|Publication number||US6120181 A|
|Application number||US 09/238,338|
|Publication date||Sep 19, 2000|
|Filing date||Jan 27, 1999|
|Priority date||Jan 28, 1998|
|Publication number||09238338, 238338, US 6120181 A, US 6120181A, US-A-6120181, US6120181 A, US6120181A|
|Inventors||Donald E. Wilcox|
|Original Assignee||A. R. Arena Products, Inc.|
|Export Citation||BiBTeX, EndNote, RefMan|
|Patent Citations (28), Referenced by (17), Classifications (9), Legal Events (4)|
|External Links: USPTO, USPTO Assignment, Espacenet|
This application claims the benefit of U.S. Provisional Application No. 60/072,816, filed on Jan. 28, 1998, which provisional application is incorporated by reference herein.
The invention relates to the field of bulk material shipping containers. Specifically, the invention relates to so-called pillow bags.
Bulk material shippers who do not want to or cannot pump their bulk material typically have two options: open top bags and snout bags, both of which allow the bulk material to be poured into the bags. As between these two types of bags, these bulk material shippers prefer snout bags because they have less material to tie off when they are to be closed than open top bags. However, the only snout bags currently available are of the fitted bag type, and the equipment used to make fitted bags and the process by which fitted bags are made cause them to be expensive.
Pillow bags are widely used in the bulk material shipping industry because they are easy to use and inexpensive. However, because of the nature of their construction, pillow bags lack a filling conduit or snout as found on snout bags that would enhance ease of filling the bags for certain applications, especially where the bulk material is poured instead of pumped. Prior attempts to incorporate snouts into pillow-type bags have failed for one reason or another. As a result, many bulk material shippers turn to fitted bags with snouts because they are easier to fill even though they are more expensive. Consequently, there is a need for a new pillow-type bag that includes a snout for easy filling of the bag.

**Material provided**
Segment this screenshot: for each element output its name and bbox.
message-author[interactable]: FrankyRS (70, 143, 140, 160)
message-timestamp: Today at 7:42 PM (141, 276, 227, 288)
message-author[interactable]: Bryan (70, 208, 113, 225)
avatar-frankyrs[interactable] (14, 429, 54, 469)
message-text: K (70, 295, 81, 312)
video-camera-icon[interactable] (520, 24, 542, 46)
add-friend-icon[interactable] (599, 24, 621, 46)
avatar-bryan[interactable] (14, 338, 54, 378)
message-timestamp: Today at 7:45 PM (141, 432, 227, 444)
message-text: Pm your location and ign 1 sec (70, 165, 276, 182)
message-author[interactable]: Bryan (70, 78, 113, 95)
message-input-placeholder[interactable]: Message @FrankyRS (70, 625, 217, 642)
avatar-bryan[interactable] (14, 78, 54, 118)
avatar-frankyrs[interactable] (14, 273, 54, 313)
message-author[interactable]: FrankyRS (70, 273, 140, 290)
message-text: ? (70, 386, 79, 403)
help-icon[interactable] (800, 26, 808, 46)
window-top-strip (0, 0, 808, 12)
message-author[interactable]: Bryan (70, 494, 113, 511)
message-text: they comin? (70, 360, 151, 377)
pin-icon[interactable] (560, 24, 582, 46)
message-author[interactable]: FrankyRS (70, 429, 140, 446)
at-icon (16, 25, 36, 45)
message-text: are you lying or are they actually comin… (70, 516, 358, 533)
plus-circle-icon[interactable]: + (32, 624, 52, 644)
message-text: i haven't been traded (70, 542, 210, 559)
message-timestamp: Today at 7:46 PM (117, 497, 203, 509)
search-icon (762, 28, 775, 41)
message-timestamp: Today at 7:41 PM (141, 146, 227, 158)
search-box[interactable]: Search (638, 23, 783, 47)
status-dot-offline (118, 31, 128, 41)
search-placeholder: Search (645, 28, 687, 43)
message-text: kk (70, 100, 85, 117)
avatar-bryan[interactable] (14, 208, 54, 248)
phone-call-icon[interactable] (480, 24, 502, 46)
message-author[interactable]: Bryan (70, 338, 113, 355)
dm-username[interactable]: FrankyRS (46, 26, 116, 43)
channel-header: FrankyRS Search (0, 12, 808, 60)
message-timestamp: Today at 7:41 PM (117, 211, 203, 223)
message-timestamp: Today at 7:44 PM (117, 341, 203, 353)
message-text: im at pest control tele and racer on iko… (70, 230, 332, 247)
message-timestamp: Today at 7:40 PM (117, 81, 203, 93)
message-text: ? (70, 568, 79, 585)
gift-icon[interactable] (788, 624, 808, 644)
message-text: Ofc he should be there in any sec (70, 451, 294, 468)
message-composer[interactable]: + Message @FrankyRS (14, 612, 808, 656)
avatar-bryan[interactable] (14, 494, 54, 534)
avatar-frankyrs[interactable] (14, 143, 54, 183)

**Stated problem A**
Report how many lines of the records contain the string "placeholder", treating uppercase and lowercase as different, and give only the number.
**Stated problem B**
Supply the next part of the pillow bag patent text, starting after its final sentence.
The patent text on pillow bags and the records are unrelated material.

**Reply A**
2

**Reply B**
I have found a way to include a snout on a pillow bag without significantly increasing cost or difficulty of manufacture. In one embodiment, using a single-ply bag as an example, I take two rectangular layers of material and bond their edges into a shape that will yield a bag with a snout, such as a rectangle with the long base of a trapezoid on one side. Flaps of material are left next to the sides of the trapezoid, and I cut these off to facilitate handling and filling of the bag. Alternatively, I can use one rectangular layer of material folded in half, then bond its edges along the sides to form the same trapezoid/rectangle shape. In this alternative, the fold lies on the side of the rectangle opposite the long base of the trapezoid and may not need to be sealed, depending on the particular application and the desires of the user. A drain can be included in one side of either variation of the bag to allow discharge of the bag's contents.
With the bag thus sealed, it is ready for use. I prefer to mount the bag on a cassette that allows easy manipulation of the bag and substantially prevents folds of the bag from becoming trapped beneath the bulk material, which could reduce the amount of bulk material shipped and put undesirable strain on the bag. I position the bag in a rigid container, such as a plastic shipping tote, so that the seams lie at the midpoints of opposing sides of the container. Alternatively, I can position the bag so that the seams lie in the corners of the tote, depending on the particular needs of the user. The position of the sea ms must be taken into account when making the bag, however, to ensure adequate material for proper sizing of the bag. With the bag positioned as desired, I then attach the snout to a source of bulk material, preferably using a spanner bar, and fill the bag. When the bag is full, I remove the snout from the spanner bar (if used), tie it off, and ship it. My invention thus provides a much less costly snout bag than prior art arrangements.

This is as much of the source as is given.